• Task instructions
The entries below are to be transcribed in full, without their images.

• Entries provided
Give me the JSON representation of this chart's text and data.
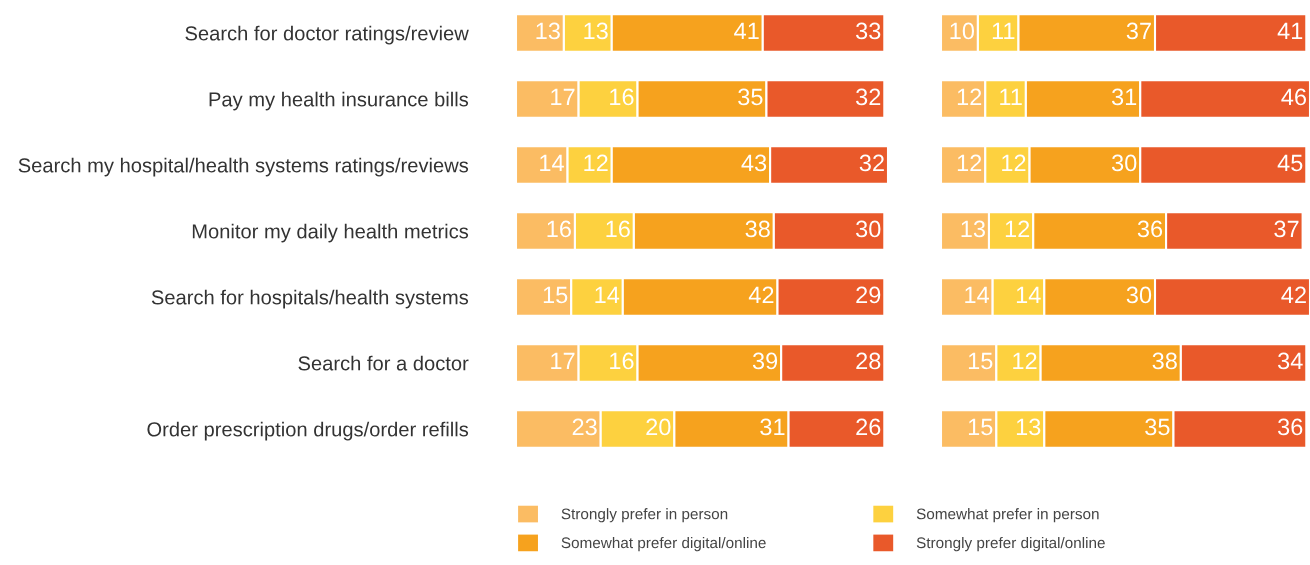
{
  "chart_data": [
    {
      "type": "bar",
      "orientation": "horizontal",
      "stacked": true,
      "data_labels": true,
      "legend": "bottom",
      "xlim": [
        0,
        101
      ],
      "tick_labels": "y",
      "categories": [
        "Search for doctor ratings/review",
        "Pay my health insurance bills",
        "Search my hospital/health systems ratings/reviews",
        "Monitor my daily health metrics",
        "Search for hospitals/health systems",
        "Search for a doctor",
        "Order prescription drugs/order refills"
      ],
      "series": [
        {
          "name": "Strongly prefer in person",
          "color": "#fbbc63",
          "values": [
            13,
            17,
            14,
            16,
            15,
            17,
            23
          ]
        },
        {
          "name": "Somewhat prefer in person",
          "color": "#fdd13f",
          "values": [
            13,
            16,
            12,
            16,
            14,
            16,
            20
          ]
        },
        {
          "name": "Somewhat prefer digital/online",
          "color": "#f6a21e",
          "values": [
            41,
            35,
            43,
            38,
            42,
            39,
            31
          ]
        },
        {
          "name": "Strongly prefer digital/online",
          "color": "#e9592a",
          "values": [
            33,
            32,
            32,
            30,
            29,
            28,
            26
          ]
        }
      ]
    },
    {
      "type": "bar",
      "orientation": "horizontal",
      "stacked": true,
      "data_labels": true,
      "xlim": [
        0,
        100
      ],
      "tick_labels": false,
      "categories": [
        null,
        null,
        null,
        null,
        null,
        null,
        null
      ],
      "series": [
        {
          "color": "#fbbc63",
          "values": [
            10,
            12,
            12,
            13,
            14,
            15,
            15
          ]
        },
        {
          "color": "#fdd13f",
          "values": [
            11,
            11,
            12,
            12,
            14,
            12,
            13
          ]
        },
        {
          "color": "#f6a21e",
          "values": [
            37,
            31,
            30,
            36,
            30,
            38,
            35
          ]
        },
        {
          "color": "#e9592a",
          "values": [
            41,
            46,
            45,
            37,
            42,
            34,
            36
          ]
        }
      ]
    }
  ]
}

• Full response
Give me the JSON representation of this chart's text and data.
{
  "chart_data": [
    {
      "type": "bar",
      "orientation": "horizontal",
      "stacked": true,
      "data_labels": true,
      "legend": "bottom",
      "xlim": [
        0,
        101
      ],
      "tick_labels": "y",
      "categories": [
        "Search for doctor ratings/review",
        "Pay my health insurance bills",
        "Search my hospital/health systems ratings/reviews",
        "Monitor my daily health metrics",
        "Search for hospitals/health systems",
        "Search for a doctor",
        "Order prescription drugs/order refills"
      ],
      "series": [
        {
          "name": "Strongly prefer in person",
          "color": "#fbbc63",
          "values": [
            13,
            17,
            14,
            16,
            15,
            17,
            23
          ]
        },
        {
          "name": "Somewhat prefer in person",
          "color": "#fdd13f",
          "values": [
            13,
            16,
            12,
            16,
            14,
            16,
            20
          ]
        },
        {
          "name": "Somewhat prefer digital/online",
          "color": "#f6a21e",
          "values": [
            41,
            35,
            43,
            38,
            42,
            39,
            31
          ]
        },
        {
          "name": "Strongly prefer digital/online",
          "color": "#e9592a",
          "values": [
            33,
            32,
            32,
            30,
            29,
            28,
            26
          ]
        }
      ]
    },
    {
      "type": "bar",
      "orientation": "horizontal",
      "stacked": true,
      "data_labels": true,
      "xlim": [
        0,
        100
      ],
      "tick_labels": false,
      "categories": [
        null,
        null,
        null,
        null,
        null,
        null,
        null
      ],
      "series": [
        {
          "color": "#fbbc63",
          "values": [
            10,
            12,
            12,
            13,
            14,
            15,
            15
          ]
        },
        {
          "color": "#fdd13f",
          "values": [
            11,
            11,
            12,
            12,
            14,
            12,
            13
          ]
        },
        {
          "color": "#f6a21e",
          "values": [
            37,
            31,
            30,
            36,
            30,
            38,
            35
          ]
        },
        {
          "color": "#e9592a",
          "values": [
            41,
            46,
            45,
            37,
            42,
            34,
            36
          ]
        }
      ]
    }
  ]
}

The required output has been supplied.